**Task to carry out:** Your answer should be a single number: the count of lines containing the string "text".

**Input records:**
━━━━━━━━━━━━━━━━━━━━━━━━━━━━━━

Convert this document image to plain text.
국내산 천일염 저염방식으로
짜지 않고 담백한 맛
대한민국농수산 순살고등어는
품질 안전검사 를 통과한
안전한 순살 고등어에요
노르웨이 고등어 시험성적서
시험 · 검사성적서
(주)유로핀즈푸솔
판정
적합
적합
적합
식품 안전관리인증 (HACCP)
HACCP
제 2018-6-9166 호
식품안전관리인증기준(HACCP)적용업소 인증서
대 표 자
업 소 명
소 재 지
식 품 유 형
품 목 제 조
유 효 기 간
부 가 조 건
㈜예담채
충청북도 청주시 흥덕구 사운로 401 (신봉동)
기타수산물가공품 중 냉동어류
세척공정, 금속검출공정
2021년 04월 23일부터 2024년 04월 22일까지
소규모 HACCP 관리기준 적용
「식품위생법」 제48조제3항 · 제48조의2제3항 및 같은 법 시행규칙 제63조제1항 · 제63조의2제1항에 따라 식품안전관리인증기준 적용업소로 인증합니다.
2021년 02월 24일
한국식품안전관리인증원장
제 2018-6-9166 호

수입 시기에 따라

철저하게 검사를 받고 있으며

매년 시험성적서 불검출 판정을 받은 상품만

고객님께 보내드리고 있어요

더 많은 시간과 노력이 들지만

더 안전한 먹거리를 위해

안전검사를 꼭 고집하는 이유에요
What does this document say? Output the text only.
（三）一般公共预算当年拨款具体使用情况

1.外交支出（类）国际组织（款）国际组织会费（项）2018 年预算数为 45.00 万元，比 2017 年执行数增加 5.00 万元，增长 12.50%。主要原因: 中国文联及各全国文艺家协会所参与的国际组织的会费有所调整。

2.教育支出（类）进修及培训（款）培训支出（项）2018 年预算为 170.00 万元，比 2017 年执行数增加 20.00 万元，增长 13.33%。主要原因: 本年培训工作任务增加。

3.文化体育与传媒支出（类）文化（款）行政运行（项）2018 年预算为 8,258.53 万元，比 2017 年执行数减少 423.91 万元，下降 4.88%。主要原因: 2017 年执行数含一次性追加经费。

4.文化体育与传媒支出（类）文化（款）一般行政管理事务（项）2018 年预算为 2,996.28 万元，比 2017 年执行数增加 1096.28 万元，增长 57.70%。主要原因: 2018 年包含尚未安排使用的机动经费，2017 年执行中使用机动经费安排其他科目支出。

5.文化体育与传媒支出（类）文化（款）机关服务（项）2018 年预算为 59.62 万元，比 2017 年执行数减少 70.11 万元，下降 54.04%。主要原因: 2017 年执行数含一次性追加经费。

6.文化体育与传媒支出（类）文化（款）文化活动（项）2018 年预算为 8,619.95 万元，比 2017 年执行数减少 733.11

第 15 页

━━━━━━━━━━━━━━━━━━━━━━━━━━━━━━

**Exercise response:** 2